Saved entries
Start
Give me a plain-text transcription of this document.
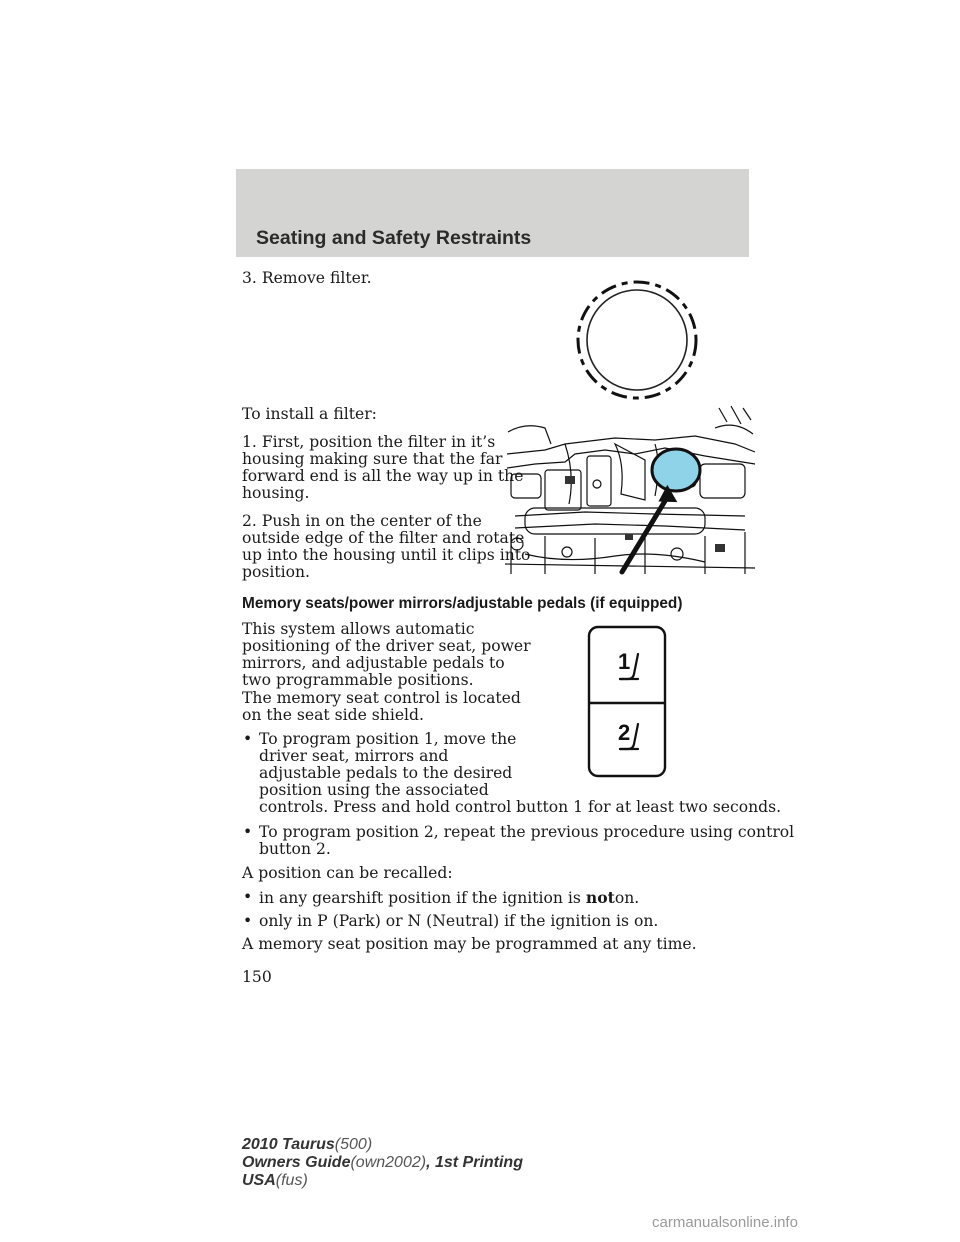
Seating and Safety Restraints

3. Remove filter.

To install a filter:

1. First, position the filter in it’s

housing making sure that the far

forward end is all the way up in the

housing.

2. Push in on the center of the

outside edge of the filter and rotate

up into the housing until it clips into

position.

Memory seats/power mirrors/adjustable pedals (if equipped)

This system allows automatic

positioning of the driver seat, power

mirrors, and adjustable pedals to

two programmable positions.

The memory seat control is located

on the seat side shield.

• To program position 1, move the

driver seat, mirrors and

adjustable pedals to the desired

position using the associated

controls. Press and hold control button 1 for at least two seconds.

• To program position 2, repeat the previous procedure using control

button 2.

1
2

A position can be recalled:

• in any gearshift position if the ignition is noton.

• only in P (Park) or N (Neutral) if the ignition is on.

A memory seat position may be programmed at any time.

150
2010 Taurus(500)
Owners Guide(own2002), 1st Printing
USA(fus)
carmanualsonline.info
End
Written exercise -> In the records above, how many lines include the string "ignition"? Answer with only the number.

Complete answer -> 2